Find the lines with the string "smoke" and return them.
+++
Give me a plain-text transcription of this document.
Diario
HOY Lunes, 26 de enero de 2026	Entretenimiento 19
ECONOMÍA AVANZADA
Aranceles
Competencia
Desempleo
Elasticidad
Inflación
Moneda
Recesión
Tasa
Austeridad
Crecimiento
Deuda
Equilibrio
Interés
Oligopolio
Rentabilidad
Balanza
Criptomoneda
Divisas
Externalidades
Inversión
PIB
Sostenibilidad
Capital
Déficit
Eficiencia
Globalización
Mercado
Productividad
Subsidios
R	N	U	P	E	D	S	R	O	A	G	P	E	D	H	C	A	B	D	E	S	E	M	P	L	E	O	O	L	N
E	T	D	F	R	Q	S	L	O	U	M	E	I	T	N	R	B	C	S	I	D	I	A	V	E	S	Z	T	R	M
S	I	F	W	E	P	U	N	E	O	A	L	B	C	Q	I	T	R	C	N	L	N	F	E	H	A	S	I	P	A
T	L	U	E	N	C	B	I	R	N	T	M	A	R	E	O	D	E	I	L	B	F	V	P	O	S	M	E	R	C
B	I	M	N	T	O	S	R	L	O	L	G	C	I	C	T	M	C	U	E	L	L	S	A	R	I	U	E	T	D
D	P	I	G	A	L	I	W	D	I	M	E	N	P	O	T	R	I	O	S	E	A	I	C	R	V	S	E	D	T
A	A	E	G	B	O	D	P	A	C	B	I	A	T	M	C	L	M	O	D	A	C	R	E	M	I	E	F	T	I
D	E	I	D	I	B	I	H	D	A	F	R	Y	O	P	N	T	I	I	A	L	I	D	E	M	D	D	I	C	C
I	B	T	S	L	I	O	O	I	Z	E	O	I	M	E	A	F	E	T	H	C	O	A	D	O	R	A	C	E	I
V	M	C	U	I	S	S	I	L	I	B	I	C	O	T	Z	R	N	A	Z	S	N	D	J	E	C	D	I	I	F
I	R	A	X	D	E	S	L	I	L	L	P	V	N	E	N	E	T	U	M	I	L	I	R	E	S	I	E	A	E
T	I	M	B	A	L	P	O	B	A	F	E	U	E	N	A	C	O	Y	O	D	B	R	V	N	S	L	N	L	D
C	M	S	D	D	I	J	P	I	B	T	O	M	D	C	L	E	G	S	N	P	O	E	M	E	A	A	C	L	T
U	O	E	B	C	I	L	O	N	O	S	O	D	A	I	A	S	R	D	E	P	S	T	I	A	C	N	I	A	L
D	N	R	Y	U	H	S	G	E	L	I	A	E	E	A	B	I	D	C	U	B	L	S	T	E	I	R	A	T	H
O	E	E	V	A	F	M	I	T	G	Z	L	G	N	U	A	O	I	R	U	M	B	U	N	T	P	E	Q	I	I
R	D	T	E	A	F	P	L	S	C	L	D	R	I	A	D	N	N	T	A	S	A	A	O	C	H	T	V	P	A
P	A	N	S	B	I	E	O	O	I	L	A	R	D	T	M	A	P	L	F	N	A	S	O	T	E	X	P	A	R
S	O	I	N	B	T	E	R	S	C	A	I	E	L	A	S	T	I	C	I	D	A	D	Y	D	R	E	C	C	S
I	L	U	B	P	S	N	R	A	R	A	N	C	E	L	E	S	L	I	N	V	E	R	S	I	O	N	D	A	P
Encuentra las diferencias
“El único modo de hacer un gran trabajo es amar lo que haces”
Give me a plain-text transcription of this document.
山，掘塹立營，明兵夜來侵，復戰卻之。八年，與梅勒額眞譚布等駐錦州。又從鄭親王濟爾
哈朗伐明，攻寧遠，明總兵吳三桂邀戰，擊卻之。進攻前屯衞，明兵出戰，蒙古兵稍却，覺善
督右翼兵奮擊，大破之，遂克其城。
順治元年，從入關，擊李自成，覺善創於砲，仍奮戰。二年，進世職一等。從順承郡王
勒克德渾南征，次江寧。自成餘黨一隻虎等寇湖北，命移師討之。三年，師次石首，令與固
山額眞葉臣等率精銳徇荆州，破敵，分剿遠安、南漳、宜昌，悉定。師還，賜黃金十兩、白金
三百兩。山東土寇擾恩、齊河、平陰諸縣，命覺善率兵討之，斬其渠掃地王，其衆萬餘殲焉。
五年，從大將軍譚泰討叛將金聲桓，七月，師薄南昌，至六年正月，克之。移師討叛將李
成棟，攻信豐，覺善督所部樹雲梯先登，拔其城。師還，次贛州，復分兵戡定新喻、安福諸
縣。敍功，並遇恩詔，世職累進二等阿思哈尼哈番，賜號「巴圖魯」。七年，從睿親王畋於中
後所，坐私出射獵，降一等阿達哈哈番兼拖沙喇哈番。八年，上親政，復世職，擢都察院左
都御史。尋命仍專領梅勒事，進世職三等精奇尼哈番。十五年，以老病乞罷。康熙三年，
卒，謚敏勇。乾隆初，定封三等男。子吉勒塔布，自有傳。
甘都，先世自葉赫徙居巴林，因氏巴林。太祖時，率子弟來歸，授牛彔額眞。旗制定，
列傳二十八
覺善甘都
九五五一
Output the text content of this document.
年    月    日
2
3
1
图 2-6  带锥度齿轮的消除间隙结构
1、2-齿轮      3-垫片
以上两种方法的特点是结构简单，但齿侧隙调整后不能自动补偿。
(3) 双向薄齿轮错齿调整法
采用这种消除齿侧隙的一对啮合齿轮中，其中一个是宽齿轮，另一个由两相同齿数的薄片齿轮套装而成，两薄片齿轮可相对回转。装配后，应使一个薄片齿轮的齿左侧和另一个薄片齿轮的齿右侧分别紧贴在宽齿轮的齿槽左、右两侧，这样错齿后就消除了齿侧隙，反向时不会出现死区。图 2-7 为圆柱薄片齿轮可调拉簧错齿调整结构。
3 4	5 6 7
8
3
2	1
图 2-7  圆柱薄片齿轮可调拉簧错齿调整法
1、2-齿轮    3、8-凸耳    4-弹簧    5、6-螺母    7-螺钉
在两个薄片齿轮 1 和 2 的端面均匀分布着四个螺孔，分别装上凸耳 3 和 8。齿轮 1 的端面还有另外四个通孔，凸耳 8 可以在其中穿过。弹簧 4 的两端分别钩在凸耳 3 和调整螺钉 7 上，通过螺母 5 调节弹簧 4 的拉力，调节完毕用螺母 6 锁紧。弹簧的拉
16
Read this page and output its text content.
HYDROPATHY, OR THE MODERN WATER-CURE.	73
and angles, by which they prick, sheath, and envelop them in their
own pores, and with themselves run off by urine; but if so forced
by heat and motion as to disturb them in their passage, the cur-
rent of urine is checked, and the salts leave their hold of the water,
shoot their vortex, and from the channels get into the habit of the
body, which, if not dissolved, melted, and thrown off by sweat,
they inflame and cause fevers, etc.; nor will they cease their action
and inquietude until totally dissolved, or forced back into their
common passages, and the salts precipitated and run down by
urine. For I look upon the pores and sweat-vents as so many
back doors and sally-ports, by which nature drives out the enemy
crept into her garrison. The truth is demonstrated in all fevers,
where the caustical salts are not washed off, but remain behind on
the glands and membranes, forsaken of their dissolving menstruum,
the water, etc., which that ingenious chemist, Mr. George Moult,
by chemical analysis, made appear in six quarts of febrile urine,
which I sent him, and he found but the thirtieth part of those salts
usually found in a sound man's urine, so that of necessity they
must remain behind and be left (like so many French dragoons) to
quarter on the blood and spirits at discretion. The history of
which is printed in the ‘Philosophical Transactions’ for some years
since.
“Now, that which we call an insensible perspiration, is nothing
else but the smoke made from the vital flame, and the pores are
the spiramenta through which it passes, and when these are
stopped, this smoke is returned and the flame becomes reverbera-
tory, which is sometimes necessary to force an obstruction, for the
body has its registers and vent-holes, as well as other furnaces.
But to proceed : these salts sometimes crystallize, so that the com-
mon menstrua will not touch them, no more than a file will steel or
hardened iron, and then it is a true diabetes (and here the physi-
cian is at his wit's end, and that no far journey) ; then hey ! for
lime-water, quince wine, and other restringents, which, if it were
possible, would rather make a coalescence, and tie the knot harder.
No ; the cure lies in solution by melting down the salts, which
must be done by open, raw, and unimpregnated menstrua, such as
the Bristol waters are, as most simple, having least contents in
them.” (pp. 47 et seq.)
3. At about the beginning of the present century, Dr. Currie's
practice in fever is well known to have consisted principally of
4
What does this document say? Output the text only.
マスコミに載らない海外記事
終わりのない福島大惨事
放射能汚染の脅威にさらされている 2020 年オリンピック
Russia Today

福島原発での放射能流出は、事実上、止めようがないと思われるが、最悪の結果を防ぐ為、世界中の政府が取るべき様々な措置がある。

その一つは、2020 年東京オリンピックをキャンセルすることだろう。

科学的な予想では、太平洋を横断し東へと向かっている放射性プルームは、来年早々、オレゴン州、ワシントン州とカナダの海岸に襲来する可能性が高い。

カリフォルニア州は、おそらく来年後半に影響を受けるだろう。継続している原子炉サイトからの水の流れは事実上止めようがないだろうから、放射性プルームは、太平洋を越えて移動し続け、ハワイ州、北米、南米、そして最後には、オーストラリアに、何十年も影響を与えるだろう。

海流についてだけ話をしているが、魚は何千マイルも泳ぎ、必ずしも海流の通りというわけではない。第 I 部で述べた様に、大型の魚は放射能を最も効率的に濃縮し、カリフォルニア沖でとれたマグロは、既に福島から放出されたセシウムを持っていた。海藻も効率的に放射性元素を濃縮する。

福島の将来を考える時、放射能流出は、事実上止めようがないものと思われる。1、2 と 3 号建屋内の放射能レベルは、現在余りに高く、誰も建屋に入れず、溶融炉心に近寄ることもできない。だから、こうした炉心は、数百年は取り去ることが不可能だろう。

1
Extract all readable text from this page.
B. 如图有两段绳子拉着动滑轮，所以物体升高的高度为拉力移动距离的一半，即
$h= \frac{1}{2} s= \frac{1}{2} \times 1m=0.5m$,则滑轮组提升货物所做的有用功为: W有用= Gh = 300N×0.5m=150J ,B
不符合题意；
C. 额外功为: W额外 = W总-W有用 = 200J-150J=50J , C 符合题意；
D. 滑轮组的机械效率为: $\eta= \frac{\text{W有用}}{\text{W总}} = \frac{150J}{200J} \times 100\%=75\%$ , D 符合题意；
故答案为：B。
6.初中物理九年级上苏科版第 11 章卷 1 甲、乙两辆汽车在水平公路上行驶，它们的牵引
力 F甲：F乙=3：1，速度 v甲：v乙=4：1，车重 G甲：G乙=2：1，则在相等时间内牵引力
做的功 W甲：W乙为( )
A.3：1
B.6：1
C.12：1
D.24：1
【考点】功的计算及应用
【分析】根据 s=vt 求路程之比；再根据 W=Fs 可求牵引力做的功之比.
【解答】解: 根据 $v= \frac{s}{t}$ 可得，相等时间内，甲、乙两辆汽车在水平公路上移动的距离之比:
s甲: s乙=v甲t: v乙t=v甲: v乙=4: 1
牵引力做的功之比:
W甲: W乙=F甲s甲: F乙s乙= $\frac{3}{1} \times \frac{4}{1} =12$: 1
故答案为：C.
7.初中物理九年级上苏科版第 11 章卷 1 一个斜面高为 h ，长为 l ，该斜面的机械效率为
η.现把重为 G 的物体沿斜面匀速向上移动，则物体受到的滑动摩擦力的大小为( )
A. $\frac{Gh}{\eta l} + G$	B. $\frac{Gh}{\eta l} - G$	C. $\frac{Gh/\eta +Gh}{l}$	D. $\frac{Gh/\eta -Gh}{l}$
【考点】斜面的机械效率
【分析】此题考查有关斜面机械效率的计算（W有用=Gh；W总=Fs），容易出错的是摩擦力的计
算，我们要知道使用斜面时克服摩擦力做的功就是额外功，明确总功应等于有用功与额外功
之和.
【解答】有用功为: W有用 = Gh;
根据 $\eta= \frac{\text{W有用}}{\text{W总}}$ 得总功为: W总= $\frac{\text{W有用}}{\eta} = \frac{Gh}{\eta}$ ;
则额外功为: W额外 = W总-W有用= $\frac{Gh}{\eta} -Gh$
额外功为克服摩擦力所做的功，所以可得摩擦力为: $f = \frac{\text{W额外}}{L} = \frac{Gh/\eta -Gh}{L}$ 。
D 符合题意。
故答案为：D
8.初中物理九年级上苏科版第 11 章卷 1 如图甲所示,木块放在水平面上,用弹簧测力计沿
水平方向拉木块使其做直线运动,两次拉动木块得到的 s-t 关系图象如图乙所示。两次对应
+++
Completed task ::
else but the smoke made from the vital flame, and the pores are
stopped, this smoke is returned and the flame becomes reverbera-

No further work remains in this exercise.